EXERCISE DETAILS:
Among the lines below, list those containing the string "text".

INPUT MATERIAL:
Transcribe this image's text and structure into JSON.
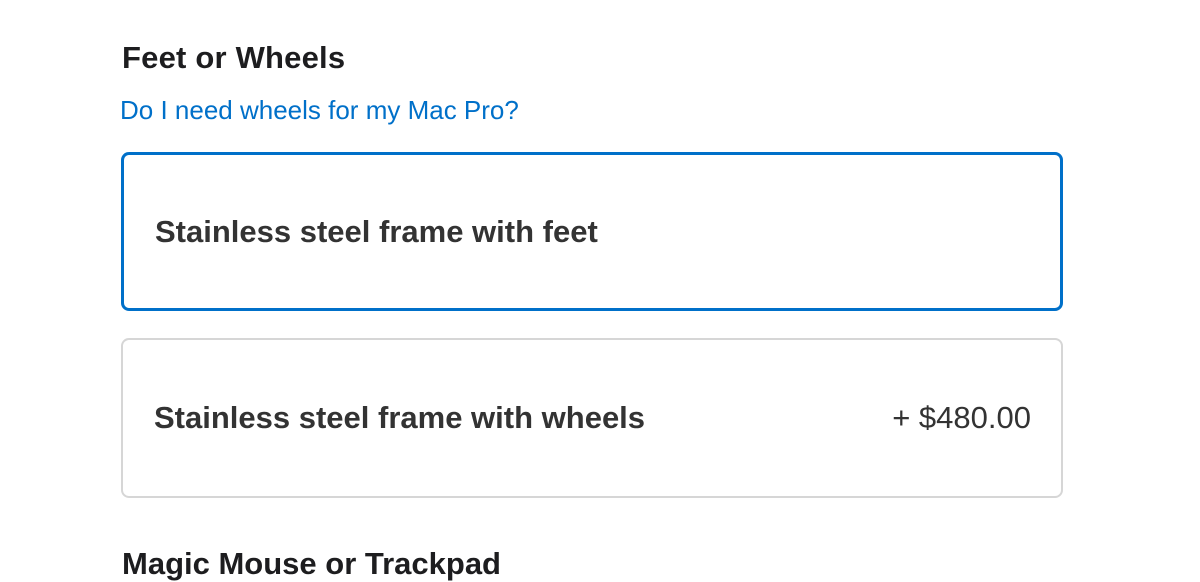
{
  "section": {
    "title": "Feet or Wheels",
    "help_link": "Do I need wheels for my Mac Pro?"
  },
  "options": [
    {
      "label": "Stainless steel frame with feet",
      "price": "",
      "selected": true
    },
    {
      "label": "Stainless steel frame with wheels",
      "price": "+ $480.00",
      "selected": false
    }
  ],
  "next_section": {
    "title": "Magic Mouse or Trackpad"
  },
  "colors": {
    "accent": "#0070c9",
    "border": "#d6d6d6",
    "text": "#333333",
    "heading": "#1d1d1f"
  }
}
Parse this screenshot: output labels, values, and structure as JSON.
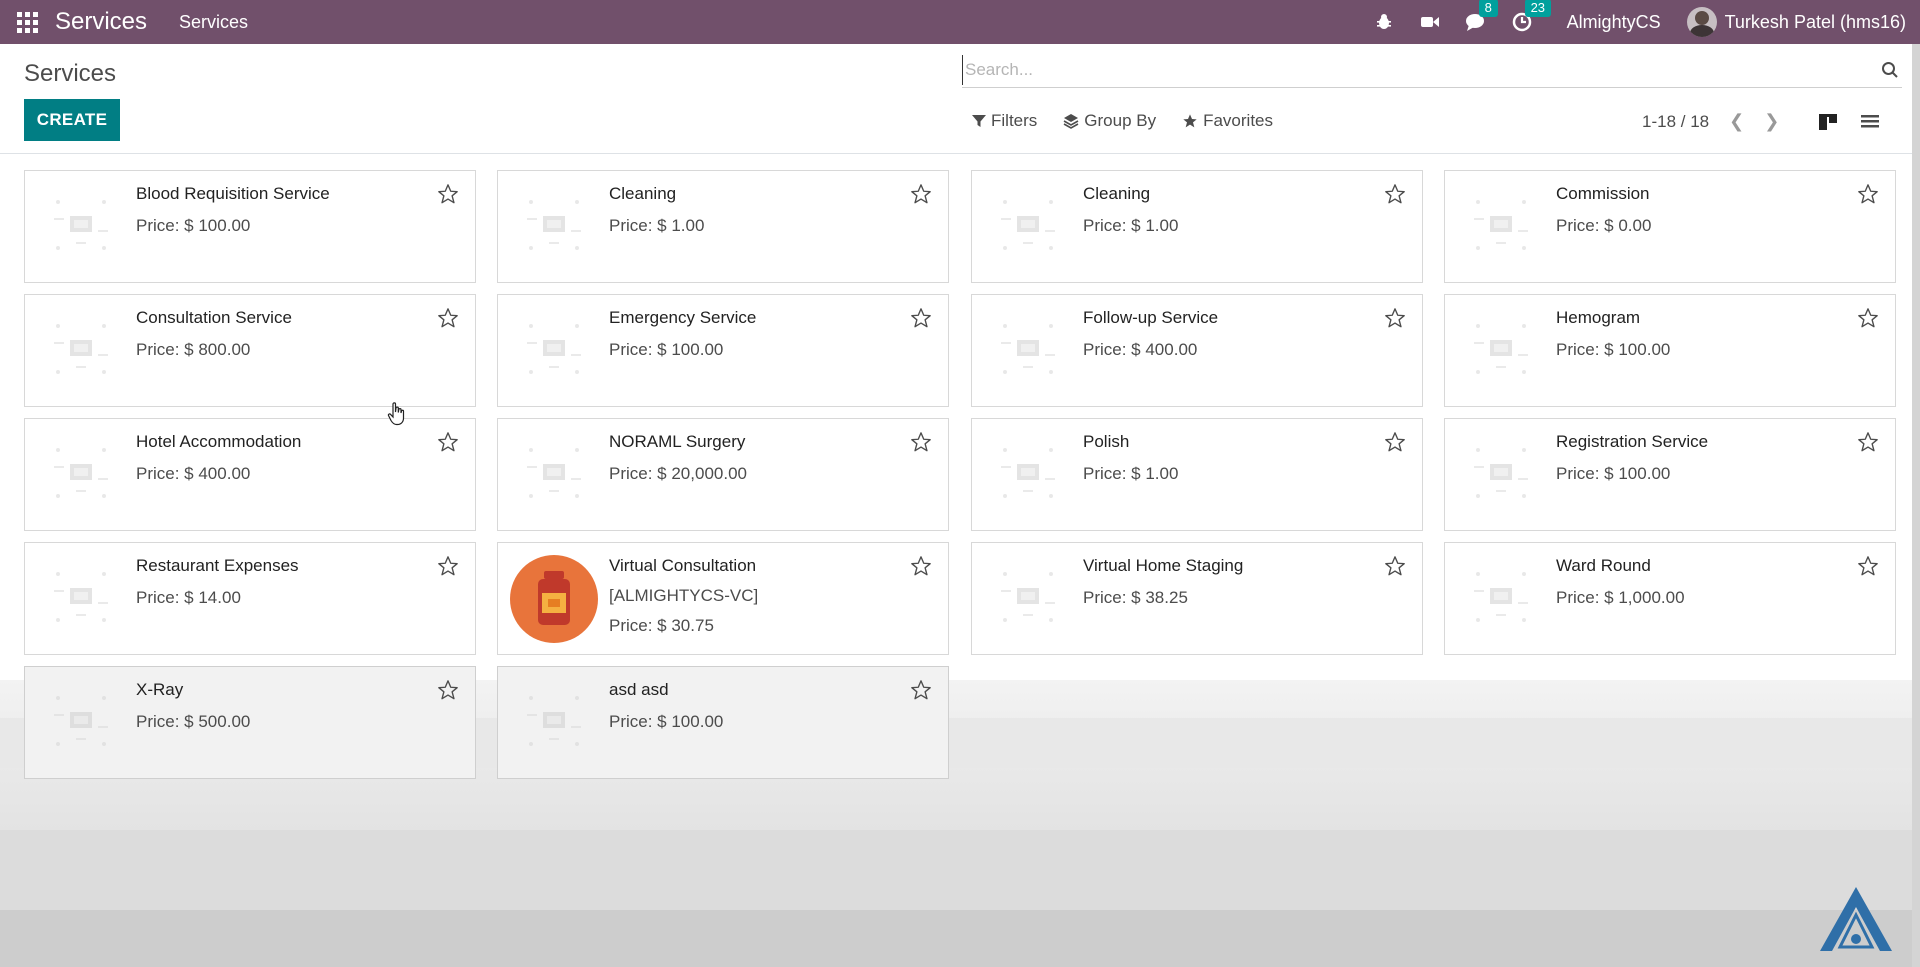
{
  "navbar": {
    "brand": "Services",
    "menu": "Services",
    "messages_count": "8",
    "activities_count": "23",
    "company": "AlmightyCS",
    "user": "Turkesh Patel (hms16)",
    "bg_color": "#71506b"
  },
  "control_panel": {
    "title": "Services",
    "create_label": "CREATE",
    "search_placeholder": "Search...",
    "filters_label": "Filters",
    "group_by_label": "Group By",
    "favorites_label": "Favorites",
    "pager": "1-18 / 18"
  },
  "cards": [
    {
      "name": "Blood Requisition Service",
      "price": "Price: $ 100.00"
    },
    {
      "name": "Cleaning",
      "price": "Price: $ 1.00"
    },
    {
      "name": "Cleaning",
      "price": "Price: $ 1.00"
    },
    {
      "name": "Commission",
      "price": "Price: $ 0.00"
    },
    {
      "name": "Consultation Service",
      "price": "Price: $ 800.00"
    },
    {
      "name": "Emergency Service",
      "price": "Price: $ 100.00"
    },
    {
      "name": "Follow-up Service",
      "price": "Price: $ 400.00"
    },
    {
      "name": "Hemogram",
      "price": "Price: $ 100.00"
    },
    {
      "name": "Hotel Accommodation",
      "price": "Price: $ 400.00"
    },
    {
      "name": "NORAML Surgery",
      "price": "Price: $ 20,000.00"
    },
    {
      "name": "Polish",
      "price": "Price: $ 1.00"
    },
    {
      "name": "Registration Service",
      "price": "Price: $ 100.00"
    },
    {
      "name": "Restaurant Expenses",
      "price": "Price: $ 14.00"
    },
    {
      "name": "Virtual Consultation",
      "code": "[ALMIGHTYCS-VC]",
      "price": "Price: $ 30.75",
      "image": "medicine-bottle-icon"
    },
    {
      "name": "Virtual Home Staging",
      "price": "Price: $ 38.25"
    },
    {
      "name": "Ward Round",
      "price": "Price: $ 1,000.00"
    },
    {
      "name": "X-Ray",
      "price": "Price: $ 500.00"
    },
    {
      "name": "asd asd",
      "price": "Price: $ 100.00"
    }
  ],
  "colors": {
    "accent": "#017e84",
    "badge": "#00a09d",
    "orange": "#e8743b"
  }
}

OUTPUT OF THE EXERCISE:
Transcribe this image's text and structure into JSON.
    "text": "#333333",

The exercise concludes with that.